═════ Text ═════
Nope, turns out it’s a design pattern related to inheritance and composition.

What are Mixins

Mixins are one of those design patterns that you might be able to find but never really found a need to put a name to it. Here’s an illustrative example that we can work off:

def Bun:
    is_gluten = True
    ...

def Patty:
    is_beef = True
    ...

def VeggiePatty:
    is_beef = True
    ...

def Cheese:
    is_dairy = True
    ...

def Burger(Bun, Patty, Cheese):
    ...

def VeganBurger(Bun, VeggiePatty):
    ...

burger = Burger()
burger.is_gluten
burger.is_beef
burger.is_dairy

veggie_burger = VeganBurger()

What is a mixin? It’s simply multiple inheritance but for the purposes of bolting on additional behaviour. It’s very similar to a modular, plugin architecture.

Mixin vs. Inheritance

In the example, we used multiple inheritance in python to achieve this. In other languages or frameworks, there may be better supported way to do this, inheritance isn’t strictly necessary.

In python, you can achieve this using decorators.

Inheritance is a “is-a” relationship. Mixins are a “has-a” relationship. If anything, mixins are multiple interfaces, such as in C#.

Mixin vs. Composition

Composition allows for “has-a” relationships because it, literally, will have the components. However, composition requires you to hook up these components, whereas mixins allow for easy plugin behaviour.
═════ Given entries ═════
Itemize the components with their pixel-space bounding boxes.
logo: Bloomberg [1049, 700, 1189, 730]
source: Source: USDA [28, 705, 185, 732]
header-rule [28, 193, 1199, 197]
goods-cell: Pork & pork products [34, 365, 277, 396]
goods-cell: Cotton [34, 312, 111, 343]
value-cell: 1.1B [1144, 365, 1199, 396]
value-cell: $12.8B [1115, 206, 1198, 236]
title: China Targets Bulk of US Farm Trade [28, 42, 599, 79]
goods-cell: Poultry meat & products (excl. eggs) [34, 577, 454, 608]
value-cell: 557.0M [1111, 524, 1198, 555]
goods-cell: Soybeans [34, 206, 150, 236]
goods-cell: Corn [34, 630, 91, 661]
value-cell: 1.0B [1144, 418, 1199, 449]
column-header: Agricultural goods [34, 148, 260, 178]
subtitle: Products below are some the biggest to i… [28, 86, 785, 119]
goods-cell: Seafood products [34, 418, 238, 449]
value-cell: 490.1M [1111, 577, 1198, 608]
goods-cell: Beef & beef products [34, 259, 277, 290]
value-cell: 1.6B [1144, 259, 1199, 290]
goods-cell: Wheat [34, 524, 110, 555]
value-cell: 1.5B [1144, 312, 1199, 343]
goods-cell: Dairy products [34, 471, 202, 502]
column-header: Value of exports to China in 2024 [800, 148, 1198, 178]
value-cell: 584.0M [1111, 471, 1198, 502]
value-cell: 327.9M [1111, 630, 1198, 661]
═════
Work to complete »
**A)** For each statement below, say whether it agrees with the mixins text above. Answer yes or no and quote the words from the text that decide it.
(i) The text calls inheritance a "has-a" relationship.
(ii) The text says that in Python this can be achieved using decorators.
(iii) The text says composition requires you to hook up the components.
**B)** Extend the mixins text above, picking up right after its final sentence.

Answers for the tasks »
**A)**
(i) No: "Inheritance is a “is-a” relationship."
(ii) Yes: "In python, you can achieve this using decorators."
(iii) Yes: "composition requires you to hook up these components"

**B)**
This comes at the cost of code maintainability though, as well as having to deal with multiple inheritance issues. i.e. when using mixins, it’s possible to have name collision and accidentally shadowing functionality. Whereas with composition, there is a lot of necessary boilerplate to hook everything up, but this boilerplate makes it obvious and explicit how all the piping comes together.

Examples of Use

These aren’t real examples of mixins in action but rather what I think are good candidates for them.

I started reading into mixins as I was trying to solve the design of a 6502 CPU emulator. The main Cpu class was becoming bloated with every single instruction and I wanted to think of a way to separate out related instructions. If I used mixins, I could make the Cpu class smaller and focused only on fetching and decoding instructions, while the mixins will import all the necessary functions to handle the CPU instructions.

I could also use composition instead, where the Cpu is only responsible for mapping OP codes to their respective components and forwarding the work as necessary.